> **Items**:
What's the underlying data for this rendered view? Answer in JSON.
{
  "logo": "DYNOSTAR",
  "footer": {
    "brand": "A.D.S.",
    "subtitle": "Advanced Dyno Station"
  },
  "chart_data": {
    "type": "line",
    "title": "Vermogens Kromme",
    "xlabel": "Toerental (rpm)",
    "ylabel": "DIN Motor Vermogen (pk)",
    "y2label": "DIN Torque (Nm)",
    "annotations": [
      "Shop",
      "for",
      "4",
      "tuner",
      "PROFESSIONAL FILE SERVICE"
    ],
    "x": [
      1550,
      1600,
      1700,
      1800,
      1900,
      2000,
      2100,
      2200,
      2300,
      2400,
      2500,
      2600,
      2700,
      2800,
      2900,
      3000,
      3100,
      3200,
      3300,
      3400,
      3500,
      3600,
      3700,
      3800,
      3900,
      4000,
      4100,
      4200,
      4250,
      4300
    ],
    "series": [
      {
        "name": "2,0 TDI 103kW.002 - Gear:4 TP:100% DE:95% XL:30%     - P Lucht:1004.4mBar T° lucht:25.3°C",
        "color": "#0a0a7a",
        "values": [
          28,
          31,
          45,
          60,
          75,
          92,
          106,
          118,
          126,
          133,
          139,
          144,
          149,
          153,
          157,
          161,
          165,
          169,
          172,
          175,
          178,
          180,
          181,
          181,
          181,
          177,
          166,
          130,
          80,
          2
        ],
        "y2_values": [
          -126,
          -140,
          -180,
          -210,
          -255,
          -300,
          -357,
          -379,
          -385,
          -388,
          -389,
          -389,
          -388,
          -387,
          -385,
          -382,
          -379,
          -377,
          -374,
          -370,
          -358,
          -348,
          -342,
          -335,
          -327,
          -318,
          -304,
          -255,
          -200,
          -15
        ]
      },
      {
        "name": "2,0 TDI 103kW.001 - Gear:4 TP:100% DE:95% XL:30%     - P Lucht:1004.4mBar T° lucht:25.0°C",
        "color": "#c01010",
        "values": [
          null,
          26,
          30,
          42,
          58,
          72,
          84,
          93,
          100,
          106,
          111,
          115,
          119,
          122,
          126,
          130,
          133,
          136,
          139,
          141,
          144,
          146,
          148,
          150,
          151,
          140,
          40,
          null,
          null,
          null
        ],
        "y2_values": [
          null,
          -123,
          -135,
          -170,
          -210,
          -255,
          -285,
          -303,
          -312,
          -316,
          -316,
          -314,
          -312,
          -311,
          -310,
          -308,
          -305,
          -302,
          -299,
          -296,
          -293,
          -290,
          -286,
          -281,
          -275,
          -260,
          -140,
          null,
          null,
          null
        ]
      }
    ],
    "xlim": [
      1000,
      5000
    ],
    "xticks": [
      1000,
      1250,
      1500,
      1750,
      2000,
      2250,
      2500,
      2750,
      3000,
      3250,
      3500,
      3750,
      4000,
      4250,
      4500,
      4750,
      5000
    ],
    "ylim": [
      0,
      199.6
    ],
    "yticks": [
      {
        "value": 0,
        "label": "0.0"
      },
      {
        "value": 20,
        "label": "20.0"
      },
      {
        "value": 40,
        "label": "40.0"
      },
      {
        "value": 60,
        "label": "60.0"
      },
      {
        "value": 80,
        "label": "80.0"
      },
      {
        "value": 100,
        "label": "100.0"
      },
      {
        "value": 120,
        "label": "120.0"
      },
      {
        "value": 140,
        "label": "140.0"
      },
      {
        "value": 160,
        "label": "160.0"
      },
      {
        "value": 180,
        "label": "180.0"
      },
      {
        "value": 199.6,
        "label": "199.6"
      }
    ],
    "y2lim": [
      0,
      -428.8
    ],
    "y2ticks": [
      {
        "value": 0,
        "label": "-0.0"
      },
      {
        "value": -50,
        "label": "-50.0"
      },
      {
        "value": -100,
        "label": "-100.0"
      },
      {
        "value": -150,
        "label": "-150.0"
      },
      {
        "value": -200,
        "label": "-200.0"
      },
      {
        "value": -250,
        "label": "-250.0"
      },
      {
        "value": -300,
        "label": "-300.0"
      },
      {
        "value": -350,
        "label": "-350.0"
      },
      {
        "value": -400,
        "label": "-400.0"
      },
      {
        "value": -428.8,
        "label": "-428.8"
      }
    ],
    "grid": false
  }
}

> **Directive**: Set down each entry again, unchanged.

> **Task response**:
What's the underlying data for this rendered view? Answer in JSON.
{
  "logo": "DYNOSTAR",
  "footer": {
    "brand": "A.D.S.",
    "subtitle": "Advanced Dyno Station"
  },
  "chart_data": {
    "type": "line",
    "title": "Vermogens Kromme",
    "xlabel": "Toerental (rpm)",
    "ylabel": "DIN Motor Vermogen (pk)",
    "y2label": "DIN Torque (Nm)",
    "annotations": [
      "Shop",
      "for",
      "4",
      "tuner",
      "PROFESSIONAL FILE SERVICE"
    ],
    "x": [
      1550,
      1600,
      1700,
      1800,
      1900,
      2000,
      2100,
      2200,
      2300,
      2400,
      2500,
      2600,
      2700,
      2800,
      2900,
      3000,
      3100,
      3200,
      3300,
      3400,
      3500,
      3600,
      3700,
      3800,
      3900,
      4000,
      4100,
      4200,
      4250,
      4300
    ],
    "series": [
      {
        "name": "2,0 TDI 103kW.002 - Gear:4 TP:100% DE:95% XL:30%     - P Lucht:1004.4mBar T° lucht:25.3°C",
        "color": "#0a0a7a",
        "values": [
          28,
          31,
          45,
          60,
          75,
          92,
          106,
          118,
          126,
          133,
          139,
          144,
          149,
          153,
          157,
          161,
          165,
          169,
          172,
          175,
          178,
          180,
          181,
          181,
          181,
          177,
          166,
          130,
          80,
          2
        ],
        "y2_values": [
          -126,
          -140,
          -180,
          -210,
          -255,
          -300,
          -357,
          -379,
          -385,
          -388,
          -389,
          -389,
          -388,
          -387,
          -385,
          -382,
          -379,
          -377,
          -374,
          -370,
          -358,
          -348,
          -342,
          -335,
          -327,
          -318,
          -304,
          -255,
          -200,
          -15
        ]
      },
      {
        "name": "2,0 TDI 103kW.001 - Gear:4 TP:100% DE:95% XL:30%     - P Lucht:1004.4mBar T° lucht:25.0°C",
        "color": "#c01010",
        "values": [
          null,
          26,
          30,
          42,
          58,
          72,
          84,
          93,
          100,
          106,
          111,
          115,
          119,
          122,
          126,
          130,
          133,
          136,
          139,
          141,
          144,
          146,
          148,
          150,
          151,
          140,
          40,
          null,
          null,
          null
        ],
        "y2_values": [
          null,
          -123,
          -135,
          -170,
          -210,
          -255,
          -285,
          -303,
          -312,
          -316,
          -316,
          -314,
          -312,
          -311,
          -310,
          -308,
          -305,
          -302,
          -299,
          -296,
          -293,
          -290,
          -286,
          -281,
          -275,
          -260,
          -140,
          null,
          null,
          null
        ]
      }
    ],
    "xlim": [
      1000,
      5000
    ],
    "xticks": [
      1000,
      1250,
      1500,
      1750,
      2000,
      2250,
      2500,
      2750,
      3000,
      3250,
      3500,
      3750,
      4000,
      4250,
      4500,
      4750,
      5000
    ],
    "ylim": [
      0,
      199.6
    ],
    "yticks": [
      {
        "value": 0,
        "label": "0.0"
      },
      {
        "value": 20,
        "label": "20.0"
      },
      {
        "value": 40,
        "label": "40.0"
      },
      {
        "value": 60,
        "label": "60.0"
      },
      {
        "value": 80,
        "label": "80.0"
      },
      {
        "value": 100,
        "label": "100.0"
      },
      {
        "value": 120,
        "label": "120.0"
      },
      {
        "value": 140,
        "label": "140.0"
      },
      {
        "value": 160,
        "label": "160.0"
      },
      {
        "value": 180,
        "label": "180.0"
      },
      {
        "value": 199.6,
        "label": "199.6"
      }
    ],
    "y2lim": [
      0,
      -428.8
    ],
    "y2ticks": [
      {
        "value": 0,
        "label": "-0.0"
      },
      {
        "value": -50,
        "label": "-50.0"
      },
      {
        "value": -100,
        "label": "-100.0"
      },
      {
        "value": -150,
        "label": "-150.0"
      },
      {
        "value": -200,
        "label": "-200.0"
      },
      {
        "value": -250,
        "label": "-250.0"
      },
      {
        "value": -300,
        "label": "-300.0"
      },
      {
        "value": -350,
        "label": "-350.0"
      },
      {
        "value": -400,
        "label": "-400.0"
      },
      {
        "value": -428.8,
        "label": "-428.8"
      }
    ],
    "grid": false
  }
}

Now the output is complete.